[Records]

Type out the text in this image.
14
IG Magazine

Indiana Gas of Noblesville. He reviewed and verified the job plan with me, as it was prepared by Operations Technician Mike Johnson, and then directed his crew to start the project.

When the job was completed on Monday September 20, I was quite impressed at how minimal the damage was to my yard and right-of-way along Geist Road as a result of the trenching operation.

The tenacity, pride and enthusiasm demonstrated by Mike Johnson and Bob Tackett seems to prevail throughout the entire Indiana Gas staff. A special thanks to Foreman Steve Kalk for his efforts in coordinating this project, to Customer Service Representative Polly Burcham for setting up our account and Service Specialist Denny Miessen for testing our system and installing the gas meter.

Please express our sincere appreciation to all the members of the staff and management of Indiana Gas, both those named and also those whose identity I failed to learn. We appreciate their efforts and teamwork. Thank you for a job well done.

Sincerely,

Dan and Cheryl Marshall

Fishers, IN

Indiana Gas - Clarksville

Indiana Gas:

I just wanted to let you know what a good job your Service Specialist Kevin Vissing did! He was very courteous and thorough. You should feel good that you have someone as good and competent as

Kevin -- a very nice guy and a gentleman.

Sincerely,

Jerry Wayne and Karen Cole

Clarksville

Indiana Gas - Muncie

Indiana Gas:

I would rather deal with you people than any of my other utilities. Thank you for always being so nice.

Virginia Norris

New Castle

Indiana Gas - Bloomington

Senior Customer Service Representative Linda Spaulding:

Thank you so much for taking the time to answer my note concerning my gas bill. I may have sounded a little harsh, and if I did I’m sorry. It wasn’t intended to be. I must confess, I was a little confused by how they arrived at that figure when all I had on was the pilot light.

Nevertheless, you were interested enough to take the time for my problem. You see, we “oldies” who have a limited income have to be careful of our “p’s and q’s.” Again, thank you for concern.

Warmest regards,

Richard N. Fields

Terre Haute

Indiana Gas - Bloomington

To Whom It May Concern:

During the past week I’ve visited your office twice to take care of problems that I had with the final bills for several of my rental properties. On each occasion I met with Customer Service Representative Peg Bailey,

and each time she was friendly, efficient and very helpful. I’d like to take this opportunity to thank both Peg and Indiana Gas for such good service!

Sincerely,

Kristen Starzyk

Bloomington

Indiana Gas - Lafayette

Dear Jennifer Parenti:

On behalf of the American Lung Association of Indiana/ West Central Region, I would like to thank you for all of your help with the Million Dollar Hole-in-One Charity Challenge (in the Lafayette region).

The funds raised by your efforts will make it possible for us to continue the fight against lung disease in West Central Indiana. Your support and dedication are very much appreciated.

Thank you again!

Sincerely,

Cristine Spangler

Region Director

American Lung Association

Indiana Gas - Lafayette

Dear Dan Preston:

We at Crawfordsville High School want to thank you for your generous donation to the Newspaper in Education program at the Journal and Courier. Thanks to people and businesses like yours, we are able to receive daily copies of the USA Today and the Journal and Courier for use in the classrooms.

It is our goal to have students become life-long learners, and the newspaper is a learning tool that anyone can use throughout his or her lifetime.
--
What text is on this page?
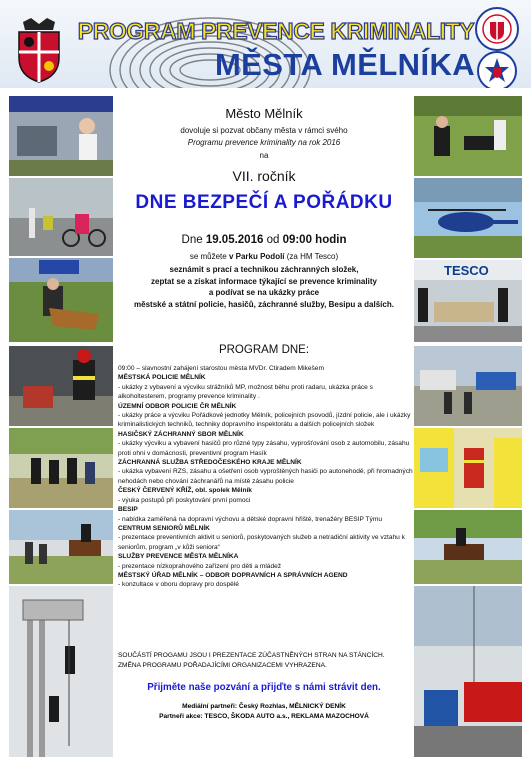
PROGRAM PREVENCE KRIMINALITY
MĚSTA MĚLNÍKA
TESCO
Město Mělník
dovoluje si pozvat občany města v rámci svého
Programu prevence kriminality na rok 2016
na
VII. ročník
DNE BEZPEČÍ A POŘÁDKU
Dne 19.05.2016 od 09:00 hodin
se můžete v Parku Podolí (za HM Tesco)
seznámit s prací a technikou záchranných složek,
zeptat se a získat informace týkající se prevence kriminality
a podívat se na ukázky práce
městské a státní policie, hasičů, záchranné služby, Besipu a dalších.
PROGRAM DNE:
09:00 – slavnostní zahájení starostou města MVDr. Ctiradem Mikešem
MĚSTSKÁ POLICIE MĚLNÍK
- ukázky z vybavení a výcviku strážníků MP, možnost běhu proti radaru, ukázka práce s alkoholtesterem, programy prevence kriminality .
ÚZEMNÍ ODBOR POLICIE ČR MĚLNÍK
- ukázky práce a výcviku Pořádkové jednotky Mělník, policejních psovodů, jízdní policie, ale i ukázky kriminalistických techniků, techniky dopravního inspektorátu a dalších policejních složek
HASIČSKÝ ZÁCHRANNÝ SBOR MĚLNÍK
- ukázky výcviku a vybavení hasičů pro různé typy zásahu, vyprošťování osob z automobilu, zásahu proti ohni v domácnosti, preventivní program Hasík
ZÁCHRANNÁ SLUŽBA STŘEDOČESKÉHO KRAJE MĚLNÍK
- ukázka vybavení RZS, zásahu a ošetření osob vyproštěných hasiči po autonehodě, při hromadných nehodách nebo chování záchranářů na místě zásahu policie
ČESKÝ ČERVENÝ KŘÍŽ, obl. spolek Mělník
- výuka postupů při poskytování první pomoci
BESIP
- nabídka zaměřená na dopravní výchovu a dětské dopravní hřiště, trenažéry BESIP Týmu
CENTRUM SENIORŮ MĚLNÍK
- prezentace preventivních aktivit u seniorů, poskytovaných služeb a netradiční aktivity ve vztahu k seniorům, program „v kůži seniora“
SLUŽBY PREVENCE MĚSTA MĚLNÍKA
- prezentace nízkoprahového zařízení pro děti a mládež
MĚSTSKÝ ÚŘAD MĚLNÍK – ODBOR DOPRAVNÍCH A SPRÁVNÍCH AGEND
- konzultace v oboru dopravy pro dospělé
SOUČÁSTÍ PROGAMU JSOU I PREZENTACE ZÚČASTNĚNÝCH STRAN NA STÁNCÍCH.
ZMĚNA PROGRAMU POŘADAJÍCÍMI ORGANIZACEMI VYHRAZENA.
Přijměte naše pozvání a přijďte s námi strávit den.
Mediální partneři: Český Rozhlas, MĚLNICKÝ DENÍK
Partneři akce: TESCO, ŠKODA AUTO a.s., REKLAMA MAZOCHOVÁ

*Your instructions*
Show the lines of the material that contain the word "like".

*Solved problem*
and each time she was friendly, efficient and very helpful. I’d like to take this opportunity to thank both Peg and Indiana Gas for such good service!
On behalf of the American Lung Association of Indiana/ West Central Region, I would like to thank you for all of your help with the Million Dollar Hole-in-One Charity Challenge (in the Lafayette region).
We at Crawfordsville High School want to thank you for your generous donation to the Newspaper in Education program at the Journal and Courier. Thanks to people and businesses like yours, we are able to receive daily copies of the USA Today and the Journal and Courier for use in the classrooms.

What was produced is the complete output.